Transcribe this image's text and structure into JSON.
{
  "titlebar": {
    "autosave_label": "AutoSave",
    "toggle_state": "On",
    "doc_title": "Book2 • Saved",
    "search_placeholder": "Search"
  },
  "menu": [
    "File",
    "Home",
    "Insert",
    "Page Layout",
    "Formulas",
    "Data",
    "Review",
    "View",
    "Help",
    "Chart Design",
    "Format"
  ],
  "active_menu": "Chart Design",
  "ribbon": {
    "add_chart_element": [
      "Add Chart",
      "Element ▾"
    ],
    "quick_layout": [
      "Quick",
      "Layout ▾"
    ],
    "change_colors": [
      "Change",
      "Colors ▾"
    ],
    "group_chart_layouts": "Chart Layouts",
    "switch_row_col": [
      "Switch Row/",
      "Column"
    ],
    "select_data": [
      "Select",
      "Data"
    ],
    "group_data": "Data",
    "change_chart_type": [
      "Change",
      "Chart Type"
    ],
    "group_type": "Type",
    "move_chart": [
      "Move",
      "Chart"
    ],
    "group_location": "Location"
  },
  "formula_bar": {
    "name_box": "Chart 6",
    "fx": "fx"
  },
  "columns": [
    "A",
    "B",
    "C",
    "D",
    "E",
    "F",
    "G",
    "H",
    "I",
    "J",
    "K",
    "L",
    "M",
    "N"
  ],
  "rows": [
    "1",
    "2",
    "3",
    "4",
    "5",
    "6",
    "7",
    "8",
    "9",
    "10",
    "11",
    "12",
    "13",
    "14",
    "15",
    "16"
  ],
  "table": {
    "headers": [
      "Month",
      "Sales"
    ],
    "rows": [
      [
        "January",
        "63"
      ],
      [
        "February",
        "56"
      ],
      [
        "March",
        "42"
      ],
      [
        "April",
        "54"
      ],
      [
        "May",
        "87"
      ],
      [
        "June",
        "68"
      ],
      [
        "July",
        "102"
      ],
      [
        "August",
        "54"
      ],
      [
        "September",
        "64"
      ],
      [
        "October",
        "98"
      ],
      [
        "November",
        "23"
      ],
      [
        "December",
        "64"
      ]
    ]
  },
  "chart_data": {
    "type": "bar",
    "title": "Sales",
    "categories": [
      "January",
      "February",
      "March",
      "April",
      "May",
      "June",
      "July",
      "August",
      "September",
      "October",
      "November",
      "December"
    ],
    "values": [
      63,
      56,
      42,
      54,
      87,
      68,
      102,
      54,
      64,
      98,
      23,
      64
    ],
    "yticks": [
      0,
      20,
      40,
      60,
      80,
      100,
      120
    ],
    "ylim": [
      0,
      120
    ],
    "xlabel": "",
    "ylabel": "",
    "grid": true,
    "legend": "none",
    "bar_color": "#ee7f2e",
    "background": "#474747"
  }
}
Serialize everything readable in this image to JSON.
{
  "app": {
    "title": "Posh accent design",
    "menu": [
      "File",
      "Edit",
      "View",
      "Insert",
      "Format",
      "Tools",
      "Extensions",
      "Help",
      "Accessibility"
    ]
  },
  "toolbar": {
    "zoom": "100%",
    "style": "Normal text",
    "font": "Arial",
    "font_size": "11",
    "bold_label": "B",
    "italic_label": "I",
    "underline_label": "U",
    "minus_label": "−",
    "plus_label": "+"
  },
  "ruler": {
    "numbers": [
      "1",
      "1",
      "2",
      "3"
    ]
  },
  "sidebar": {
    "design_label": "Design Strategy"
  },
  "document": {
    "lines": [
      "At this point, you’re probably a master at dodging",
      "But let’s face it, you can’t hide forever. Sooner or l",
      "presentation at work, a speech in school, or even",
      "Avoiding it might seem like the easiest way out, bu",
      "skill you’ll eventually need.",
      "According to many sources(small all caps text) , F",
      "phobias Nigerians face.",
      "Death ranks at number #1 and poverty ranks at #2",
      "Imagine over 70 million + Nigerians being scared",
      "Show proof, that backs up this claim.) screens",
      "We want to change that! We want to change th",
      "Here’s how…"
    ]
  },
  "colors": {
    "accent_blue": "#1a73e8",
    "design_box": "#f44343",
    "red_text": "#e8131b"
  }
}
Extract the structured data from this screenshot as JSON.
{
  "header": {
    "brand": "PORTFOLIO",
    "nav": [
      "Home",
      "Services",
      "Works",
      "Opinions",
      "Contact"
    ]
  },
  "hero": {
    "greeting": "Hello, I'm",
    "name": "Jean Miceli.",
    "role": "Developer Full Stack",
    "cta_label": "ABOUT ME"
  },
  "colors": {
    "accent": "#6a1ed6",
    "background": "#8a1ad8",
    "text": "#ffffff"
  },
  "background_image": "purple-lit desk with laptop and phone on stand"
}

----------------------------------------

WHAT TO PRODUCE:
The records above should be restated word for word, please.

EXPECTED ANSWER:
Transcribe this image's text and structure into JSON.
{
  "titlebar": {
    "autosave_label": "AutoSave",
    "toggle_state": "On",
    "doc_title": "Book2 • Saved",
    "search_placeholder": "Search"
  },
  "menu": [
    "File",
    "Home",
    "Insert",
    "Page Layout",
    "Formulas",
    "Data",
    "Review",
    "View",
    "Help",
    "Chart Design",
    "Format"
  ],
  "active_menu": "Chart Design",
  "ribbon": {
    "add_chart_element": [
      "Add Chart",
      "Element ▾"
    ],
    "quick_layout": [
      "Quick",
      "Layout ▾"
    ],
    "change_colors": [
      "Change",
      "Colors ▾"
    ],
    "group_chart_layouts": "Chart Layouts",
    "switch_row_col": [
      "Switch Row/",
      "Column"
    ],
    "select_data": [
      "Select",
      "Data"
    ],
    "group_data": "Data",
    "change_chart_type": [
      "Change",
      "Chart Type"
    ],
    "group_type": "Type",
    "move_chart": [
      "Move",
      "Chart"
    ],
    "group_location": "Location"
  },
  "formula_bar": {
    "name_box": "Chart 6",
    "fx": "fx"
  },
  "columns": [
    "A",
    "B",
    "C",
    "D",
    "E",
    "F",
    "G",
    "H",
    "I",
    "J",
    "K",
    "L",
    "M",
    "N"
  ],
  "rows": [
    "1",
    "2",
    "3",
    "4",
    "5",
    "6",
    "7",
    "8",
    "9",
    "10",
    "11",
    "12",
    "13",
    "14",
    "15",
    "16"
  ],
  "table": {
    "headers": [
      "Month",
      "Sales"
    ],
    "rows": [
      [
        "January",
        "63"
      ],
      [
        "February",
        "56"
      ],
      [
        "March",
        "42"
      ],
      [
        "April",
        "54"
      ],
      [
        "May",
        "87"
      ],
      [
        "June",
        "68"
      ],
      [
        "July",
        "102"
      ],
      [
        "August",
        "54"
      ],
      [
        "September",
        "64"
      ],
      [
        "October",
        "98"
      ],
      [
        "November",
        "23"
      ],
      [
        "December",
        "64"
      ]
    ]
  },
  "chart_data": {
    "type": "bar",
    "title": "Sales",
    "categories": [
      "January",
      "February",
      "March",
      "April",
      "May",
      "June",
      "July",
      "August",
      "September",
      "October",
      "November",
      "December"
    ],
    "values": [
      63,
      56,
      42,
      54,
      87,
      68,
      102,
      54,
      64,
      98,
      23,
      64
    ],
    "yticks": [
      0,
      20,
      40,
      60,
      80,
      100,
      120
    ],
    "ylim": [
      0,
      120
    ],
    "xlabel": "",
    "ylabel": "",
    "grid": true,
    "legend": "none",
    "bar_color": "#ee7f2e",
    "background": "#474747"
  }
}
Serialize everything readable in this image to JSON.
{
  "app": {
    "title": "Posh accent design",
    "menu": [
      "File",
      "Edit",
      "View",
      "Insert",
      "Format",
      "Tools",
      "Extensions",
      "Help",
      "Accessibility"
    ]
  },
  "toolbar": {
    "zoom": "100%",
    "style": "Normal text",
    "font": "Arial",
    "font_size": "11",
    "bold_label": "B",
    "italic_label": "I",
    "underline_label": "U",
    "minus_label": "−",
    "plus_label": "+"
  },
  "ruler": {
    "numbers": [
      "1",
      "1",
      "2",
      "3"
    ]
  },
  "sidebar": {
    "design_label": "Design Strategy"
  },
  "document": {
    "lines": [
      "At this point, you’re probably a master at dodging",
      "But let’s face it, you can’t hide forever. Sooner or l",
      "presentation at work, a speech in school, or even",
      "Avoiding it might seem like the easiest way out, bu",
      "skill you’ll eventually need.",
      "According to many sources(small all caps text) , F",
      "phobias Nigerians face.",
      "Death ranks at number #1 and poverty ranks at #2",
      "Imagine over 70 million + Nigerians being scared",
      "Show proof, that backs up this claim.) screens",
      "We want to change that! We want to change th",
      "Here’s how…"
    ]
  },
  "colors": {
    "accent_blue": "#1a73e8",
    "design_box": "#f44343",
    "red_text": "#e8131b"
  }
}
Extract the structured data from this screenshot as JSON.
{
  "header": {
    "brand": "PORTFOLIO",
    "nav": [
      "Home",
      "Services",
      "Works",
      "Opinions",
      "Contact"
    ]
  },
  "hero": {
    "greeting": "Hello, I'm",
    "name": "Jean Miceli.",
    "role": "Developer Full Stack",
    "cta_label": "ABOUT ME"
  },
  "colors": {
    "accent": "#6a1ed6",
    "background": "#8a1ad8",
    "text": "#ffffff"
  },
  "background_image": "purple-lit desk with laptop and phone on stand"
}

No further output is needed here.